--- begin Entries provided ---

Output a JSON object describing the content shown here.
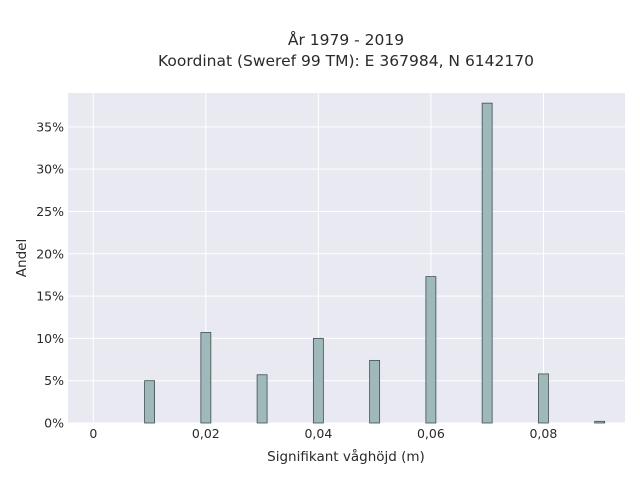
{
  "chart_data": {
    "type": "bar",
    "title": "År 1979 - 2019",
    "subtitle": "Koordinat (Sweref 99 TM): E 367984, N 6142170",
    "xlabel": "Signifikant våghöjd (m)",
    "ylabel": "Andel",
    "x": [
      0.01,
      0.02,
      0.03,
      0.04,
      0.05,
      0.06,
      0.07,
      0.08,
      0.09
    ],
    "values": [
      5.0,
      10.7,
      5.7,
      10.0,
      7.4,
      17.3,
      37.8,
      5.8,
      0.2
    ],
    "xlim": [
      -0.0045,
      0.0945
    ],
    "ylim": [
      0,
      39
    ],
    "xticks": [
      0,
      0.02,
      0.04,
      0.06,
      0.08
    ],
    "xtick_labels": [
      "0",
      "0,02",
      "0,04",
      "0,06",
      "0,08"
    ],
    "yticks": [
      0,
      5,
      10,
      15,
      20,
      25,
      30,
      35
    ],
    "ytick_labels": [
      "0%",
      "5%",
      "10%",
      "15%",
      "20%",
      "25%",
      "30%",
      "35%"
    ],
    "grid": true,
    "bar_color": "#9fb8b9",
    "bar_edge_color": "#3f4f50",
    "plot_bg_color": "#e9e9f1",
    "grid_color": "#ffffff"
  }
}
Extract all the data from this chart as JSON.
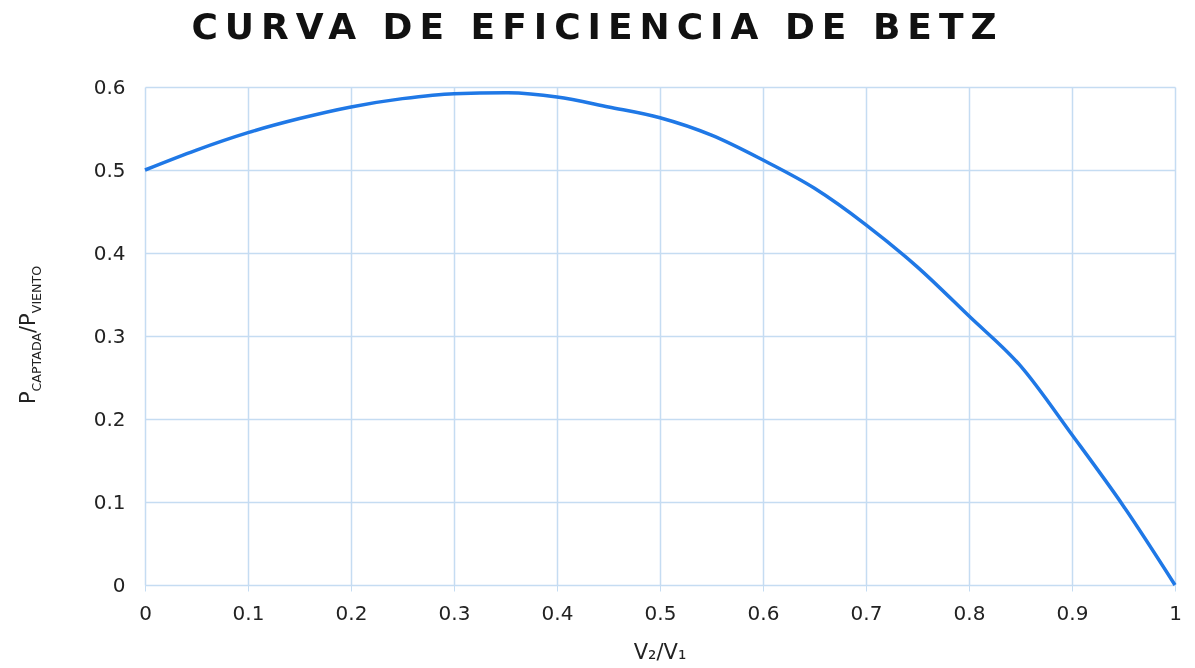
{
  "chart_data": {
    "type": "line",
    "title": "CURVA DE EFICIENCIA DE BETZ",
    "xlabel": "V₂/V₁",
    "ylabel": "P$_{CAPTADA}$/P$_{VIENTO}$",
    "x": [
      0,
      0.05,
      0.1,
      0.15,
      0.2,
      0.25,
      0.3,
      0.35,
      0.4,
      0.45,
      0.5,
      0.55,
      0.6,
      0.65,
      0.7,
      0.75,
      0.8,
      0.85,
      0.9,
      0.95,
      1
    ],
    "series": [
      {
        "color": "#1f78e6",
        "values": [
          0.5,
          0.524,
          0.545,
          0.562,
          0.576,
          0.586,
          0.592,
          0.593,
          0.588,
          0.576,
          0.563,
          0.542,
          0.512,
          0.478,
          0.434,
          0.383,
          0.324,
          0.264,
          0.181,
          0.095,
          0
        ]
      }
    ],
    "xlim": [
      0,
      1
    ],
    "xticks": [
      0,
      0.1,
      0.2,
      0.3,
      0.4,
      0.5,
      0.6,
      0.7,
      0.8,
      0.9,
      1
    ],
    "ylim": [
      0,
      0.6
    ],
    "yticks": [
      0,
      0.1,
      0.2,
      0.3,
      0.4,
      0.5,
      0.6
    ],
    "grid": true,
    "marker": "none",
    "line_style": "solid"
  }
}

--- end Entries provided ---

■ **Instructions for the task**:
Leaving the pictures out, set down exactly the lines from the one with "Extract all the data from this chart as JSON." through the end of the records.

■ **Expected answer**:
Extract all the data from this chart as JSON.
{
  "chart_data": {
    "type": "line",
    "title": "CURVA DE EFICIENCIA DE BETZ",
    "xlabel": "V₂/V₁",
    "ylabel": "P$_{CAPTADA}$/P$_{VIENTO}$",
    "x": [
      0,
      0.05,
      0.1,
      0.15,
      0.2,
      0.25,
      0.3,
      0.35,
      0.4,
      0.45,
      0.5,
      0.55,
      0.6,
      0.65,
      0.7,
      0.75,
      0.8,
      0.85,
      0.9,
      0.95,
      1
    ],
    "series": [
      {
        "color": "#1f78e6",
        "values": [
          0.5,
          0.524,
          0.545,
          0.562,
          0.576,
          0.586,
          0.592,
          0.593,
          0.588,
          0.576,
          0.563,
          0.542,
          0.512,
          0.478,
          0.434,
          0.383,
          0.324,
          0.264,
          0.181,
          0.095,
          0
        ]
      }
    ],
    "xlim": [
      0,
      1
    ],
    "xticks": [
      0,
      0.1,
      0.2,
      0.3,
      0.4,
      0.5,
      0.6,
      0.7,
      0.8,
      0.9,
      1
    ],
    "ylim": [
      0,
      0.6
    ],
    "yticks": [
      0,
      0.1,
      0.2,
      0.3,
      0.4,
      0.5,
      0.6
    ],
    "grid": true,
    "marker": "none",
    "line_style": "solid"
  }
}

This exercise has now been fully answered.